§ **Goal of the exercise**:
Beneath this sentence is a set of records; write each of them out exactly.

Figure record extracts
++++
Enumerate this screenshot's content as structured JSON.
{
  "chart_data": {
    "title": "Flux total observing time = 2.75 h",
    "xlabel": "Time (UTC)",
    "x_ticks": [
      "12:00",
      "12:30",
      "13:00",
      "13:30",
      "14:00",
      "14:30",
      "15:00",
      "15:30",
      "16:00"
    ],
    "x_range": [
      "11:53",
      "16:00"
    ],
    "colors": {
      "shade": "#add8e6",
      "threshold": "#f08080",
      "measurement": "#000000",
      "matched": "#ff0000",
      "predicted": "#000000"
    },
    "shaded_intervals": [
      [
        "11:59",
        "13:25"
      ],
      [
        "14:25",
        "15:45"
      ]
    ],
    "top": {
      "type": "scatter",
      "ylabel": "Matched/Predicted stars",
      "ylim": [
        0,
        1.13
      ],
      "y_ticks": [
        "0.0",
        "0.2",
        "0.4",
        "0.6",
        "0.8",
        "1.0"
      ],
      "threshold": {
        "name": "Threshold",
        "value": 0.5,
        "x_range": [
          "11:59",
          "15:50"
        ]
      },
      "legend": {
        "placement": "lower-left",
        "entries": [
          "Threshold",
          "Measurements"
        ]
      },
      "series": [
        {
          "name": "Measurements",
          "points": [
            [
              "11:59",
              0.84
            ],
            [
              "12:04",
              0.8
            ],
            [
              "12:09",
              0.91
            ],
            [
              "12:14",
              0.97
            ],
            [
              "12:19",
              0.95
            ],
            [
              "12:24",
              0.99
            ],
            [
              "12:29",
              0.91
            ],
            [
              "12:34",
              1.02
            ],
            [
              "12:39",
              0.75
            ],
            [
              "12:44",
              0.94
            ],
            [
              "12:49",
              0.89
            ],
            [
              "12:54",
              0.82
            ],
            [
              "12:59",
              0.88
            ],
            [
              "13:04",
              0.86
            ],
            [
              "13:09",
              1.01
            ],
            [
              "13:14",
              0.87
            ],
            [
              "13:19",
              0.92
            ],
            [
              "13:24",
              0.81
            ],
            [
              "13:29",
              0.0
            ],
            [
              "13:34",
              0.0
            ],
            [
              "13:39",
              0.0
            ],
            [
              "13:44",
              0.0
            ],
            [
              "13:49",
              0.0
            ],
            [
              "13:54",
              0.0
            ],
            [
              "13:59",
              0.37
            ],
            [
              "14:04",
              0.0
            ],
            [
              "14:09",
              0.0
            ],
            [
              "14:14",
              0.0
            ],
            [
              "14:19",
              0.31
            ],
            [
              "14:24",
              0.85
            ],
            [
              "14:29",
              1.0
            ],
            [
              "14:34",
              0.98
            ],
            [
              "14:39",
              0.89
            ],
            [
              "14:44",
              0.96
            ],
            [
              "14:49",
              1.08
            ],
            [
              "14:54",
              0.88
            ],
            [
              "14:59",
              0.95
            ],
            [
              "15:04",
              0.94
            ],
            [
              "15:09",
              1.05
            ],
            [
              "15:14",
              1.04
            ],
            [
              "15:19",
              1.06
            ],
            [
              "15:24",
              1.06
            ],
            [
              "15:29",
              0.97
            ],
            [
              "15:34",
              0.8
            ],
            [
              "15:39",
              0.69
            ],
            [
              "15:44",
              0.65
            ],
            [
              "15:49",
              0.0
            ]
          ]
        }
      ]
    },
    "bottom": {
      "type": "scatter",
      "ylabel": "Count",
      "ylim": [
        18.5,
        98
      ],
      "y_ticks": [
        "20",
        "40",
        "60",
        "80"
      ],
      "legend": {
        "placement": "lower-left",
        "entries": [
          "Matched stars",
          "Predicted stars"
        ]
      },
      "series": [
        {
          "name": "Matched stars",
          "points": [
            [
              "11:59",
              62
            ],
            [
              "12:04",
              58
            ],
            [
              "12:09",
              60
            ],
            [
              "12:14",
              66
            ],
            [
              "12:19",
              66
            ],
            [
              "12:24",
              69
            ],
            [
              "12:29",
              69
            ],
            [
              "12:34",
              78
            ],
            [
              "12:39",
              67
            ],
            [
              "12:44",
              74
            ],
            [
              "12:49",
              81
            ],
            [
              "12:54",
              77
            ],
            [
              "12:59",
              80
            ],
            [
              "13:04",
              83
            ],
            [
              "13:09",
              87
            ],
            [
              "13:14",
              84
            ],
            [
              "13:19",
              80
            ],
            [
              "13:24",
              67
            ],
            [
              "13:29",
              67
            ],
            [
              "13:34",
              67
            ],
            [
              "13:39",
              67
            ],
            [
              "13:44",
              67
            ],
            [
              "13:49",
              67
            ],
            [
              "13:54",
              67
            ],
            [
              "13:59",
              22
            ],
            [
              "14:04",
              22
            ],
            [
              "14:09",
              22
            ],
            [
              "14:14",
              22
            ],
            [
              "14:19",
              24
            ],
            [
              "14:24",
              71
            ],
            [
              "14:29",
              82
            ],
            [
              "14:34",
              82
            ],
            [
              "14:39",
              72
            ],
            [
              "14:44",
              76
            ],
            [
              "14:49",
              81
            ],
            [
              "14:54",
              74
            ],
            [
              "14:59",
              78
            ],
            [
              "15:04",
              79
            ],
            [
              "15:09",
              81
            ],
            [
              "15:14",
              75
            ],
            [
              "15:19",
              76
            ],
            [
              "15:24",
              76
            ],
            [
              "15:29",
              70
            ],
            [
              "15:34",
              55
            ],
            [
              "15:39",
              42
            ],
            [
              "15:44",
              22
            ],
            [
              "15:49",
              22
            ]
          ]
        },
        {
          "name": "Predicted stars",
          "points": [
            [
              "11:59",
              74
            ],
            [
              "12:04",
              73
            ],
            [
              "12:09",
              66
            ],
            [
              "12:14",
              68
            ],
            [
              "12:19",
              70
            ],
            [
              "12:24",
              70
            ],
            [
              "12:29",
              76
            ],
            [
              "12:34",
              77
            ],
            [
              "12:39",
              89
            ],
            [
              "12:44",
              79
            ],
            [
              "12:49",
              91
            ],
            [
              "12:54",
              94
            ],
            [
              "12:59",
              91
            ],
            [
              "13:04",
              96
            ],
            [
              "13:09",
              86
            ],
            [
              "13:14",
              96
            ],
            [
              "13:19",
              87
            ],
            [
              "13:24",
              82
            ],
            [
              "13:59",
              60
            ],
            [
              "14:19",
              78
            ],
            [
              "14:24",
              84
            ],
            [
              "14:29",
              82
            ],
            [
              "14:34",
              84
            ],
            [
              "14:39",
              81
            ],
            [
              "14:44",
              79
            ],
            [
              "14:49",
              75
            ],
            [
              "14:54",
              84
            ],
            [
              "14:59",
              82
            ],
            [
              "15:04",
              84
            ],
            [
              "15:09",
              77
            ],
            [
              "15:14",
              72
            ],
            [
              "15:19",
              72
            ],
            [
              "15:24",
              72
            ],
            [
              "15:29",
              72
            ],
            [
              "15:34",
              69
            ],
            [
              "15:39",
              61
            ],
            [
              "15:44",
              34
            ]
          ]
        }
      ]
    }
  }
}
++++
§ **Response for this exercise**:
Enumerate this screenshot's content as structured JSON.
{
  "chart_data": {
    "title": "Flux total observing time = 2.75 h",
    "xlabel": "Time (UTC)",
    "x_ticks": [
      "12:00",
      "12:30",
      "13:00",
      "13:30",
      "14:00",
      "14:30",
      "15:00",
      "15:30",
      "16:00"
    ],
    "x_range": [
      "11:53",
      "16:00"
    ],
    "colors": {
      "shade": "#add8e6",
      "threshold": "#f08080",
      "measurement": "#000000",
      "matched": "#ff0000",
      "predicted": "#000000"
    },
    "shaded_intervals": [
      [
        "11:59",
        "13:25"
      ],
      [
        "14:25",
        "15:45"
      ]
    ],
    "top": {
      "type": "scatter",
      "ylabel": "Matched/Predicted stars",
      "ylim": [
        0,
        1.13
      ],
      "y_ticks": [
        "0.0",
        "0.2",
        "0.4",
        "0.6",
        "0.8",
        "1.0"
      ],
      "threshold": {
        "name": "Threshold",
        "value": 0.5,
        "x_range": [
          "11:59",
          "15:50"
        ]
      },
      "legend": {
        "placement": "lower-left",
        "entries": [
          "Threshold",
          "Measurements"
        ]
      },
      "series": [
        {
          "name": "Measurements",
          "points": [
            [
              "11:59",
              0.84
            ],
            [
              "12:04",
              0.8
            ],
            [
              "12:09",
              0.91
            ],
            [
              "12:14",
              0.97
            ],
            [
              "12:19",
              0.95
            ],
            [
              "12:24",
              0.99
            ],
            [
              "12:29",
              0.91
            ],
            [
              "12:34",
              1.02
            ],
            [
              "12:39",
              0.75
            ],
            [
              "12:44",
              0.94
            ],
            [
              "12:49",
              0.89
            ],
            [
              "12:54",
              0.82
            ],
            [
              "12:59",
              0.88
            ],
            [
              "13:04",
              0.86
            ],
            [
              "13:09",
              1.01
            ],
            [
              "13:14",
              0.87
            ],
            [
              "13:19",
              0.92
            ],
            [
              "13:24",
              0.81
            ],
            [
              "13:29",
              0.0
            ],
            [
              "13:34",
              0.0
            ],
            [
              "13:39",
              0.0
            ],
            [
              "13:44",
              0.0
            ],
            [
              "13:49",
              0.0
            ],
            [
              "13:54",
              0.0
            ],
            [
              "13:59",
              0.37
            ],
            [
              "14:04",
              0.0
            ],
            [
              "14:09",
              0.0
            ],
            [
              "14:14",
              0.0
            ],
            [
              "14:19",
              0.31
            ],
            [
              "14:24",
              0.85
            ],
            [
              "14:29",
              1.0
            ],
            [
              "14:34",
              0.98
            ],
            [
              "14:39",
              0.89
            ],
            [
              "14:44",
              0.96
            ],
            [
              "14:49",
              1.08
            ],
            [
              "14:54",
              0.88
            ],
            [
              "14:59",
              0.95
            ],
            [
              "15:04",
              0.94
            ],
            [
              "15:09",
              1.05
            ],
            [
              "15:14",
              1.04
            ],
            [
              "15:19",
              1.06
            ],
            [
              "15:24",
              1.06
            ],
            [
              "15:29",
              0.97
            ],
            [
              "15:34",
              0.8
            ],
            [
              "15:39",
              0.69
            ],
            [
              "15:44",
              0.65
            ],
            [
              "15:49",
              0.0
            ]
          ]
        }
      ]
    },
    "bottom": {
      "type": "scatter",
      "ylabel": "Count",
      "ylim": [
        18.5,
        98
      ],
      "y_ticks": [
        "20",
        "40",
        "60",
        "80"
      ],
      "legend": {
        "placement": "lower-left",
        "entries": [
          "Matched stars",
          "Predicted stars"
        ]
      },
      "series": [
        {
          "name": "Matched stars",
          "points": [
            [
              "11:59",
              62
            ],
            [
              "12:04",
              58
            ],
            [
              "12:09",
              60
            ],
            [
              "12:14",
              66
            ],
            [
              "12:19",
              66
            ],
            [
              "12:24",
              69
            ],
            [
              "12:29",
              69
            ],
            [
              "12:34",
              78
            ],
            [
              "12:39",
              67
            ],
            [
              "12:44",
              74
            ],
            [
              "12:49",
              81
            ],
            [
              "12:54",
              77
            ],
            [
              "12:59",
              80
            ],
            [
              "13:04",
              83
            ],
            [
              "13:09",
              87
            ],
            [
              "13:14",
              84
            ],
            [
              "13:19",
              80
            ],
            [
              "13:24",
              67
            ],
            [
              "13:29",
              67
            ],
            [
              "13:34",
              67
            ],
            [
              "13:39",
              67
            ],
            [
              "13:44",
              67
            ],
            [
              "13:49",
              67
            ],
            [
              "13:54",
              67
            ],
            [
              "13:59",
              22
            ],
            [
              "14:04",
              22
            ],
            [
              "14:09",
              22
            ],
            [
              "14:14",
              22
            ],
            [
              "14:19",
              24
            ],
            [
              "14:24",
              71
            ],
            [
              "14:29",
              82
            ],
            [
              "14:34",
              82
            ],
            [
              "14:39",
              72
            ],
            [
              "14:44",
              76
            ],
            [
              "14:49",
              81
            ],
            [
              "14:54",
              74
            ],
            [
              "14:59",
              78
            ],
            [
              "15:04",
              79
            ],
            [
              "15:09",
              81
            ],
            [
              "15:14",
              75
            ],
            [
              "15:19",
              76
            ],
            [
              "15:24",
              76
            ],
            [
              "15:29",
              70
            ],
            [
              "15:34",
              55
            ],
            [
              "15:39",
              42
            ],
            [
              "15:44",
              22
            ],
            [
              "15:49",
              22
            ]
          ]
        },
        {
          "name": "Predicted stars",
          "points": [
            [
              "11:59",
              74
            ],
            [
              "12:04",
              73
            ],
            [
              "12:09",
              66
            ],
            [
              "12:14",
              68
            ],
            [
              "12:19",
              70
            ],
            [
              "12:24",
              70
            ],
            [
              "12:29",
              76
            ],
            [
              "12:34",
              77
            ],
            [
              "12:39",
              89
            ],
            [
              "12:44",
              79
            ],
            [
              "12:49",
              91
            ],
            [
              "12:54",
              94
            ],
            [
              "12:59",
              91
            ],
            [
              "13:04",
              96
            ],
            [
              "13:09",
              86
            ],
            [
              "13:14",
              96
            ],
            [
              "13:19",
              87
            ],
            [
              "13:24",
              82
            ],
            [
              "13:59",
              60
            ],
            [
              "14:19",
              78
            ],
            [
              "14:24",
              84
            ],
            [
              "14:29",
              82
            ],
            [
              "14:34",
              84
            ],
            [
              "14:39",
              81
            ],
            [
              "14:44",
              79
            ],
            [
              "14:49",
              75
            ],
            [
              "14:54",
              84
            ],
            [
              "14:59",
              82
            ],
            [
              "15:04",
              84
            ],
            [
              "15:09",
              77
            ],
            [
              "15:14",
              72
            ],
            [
              "15:19",
              72
            ],
            [
              "15:24",
              72
            ],
            [
              "15:29",
              72
            ],
            [
              "15:34",
              69
            ],
            [
              "15:39",
              61
            ],
            [
              "15:44",
              34
            ]
          ]
        }
      ]
    }
  }
}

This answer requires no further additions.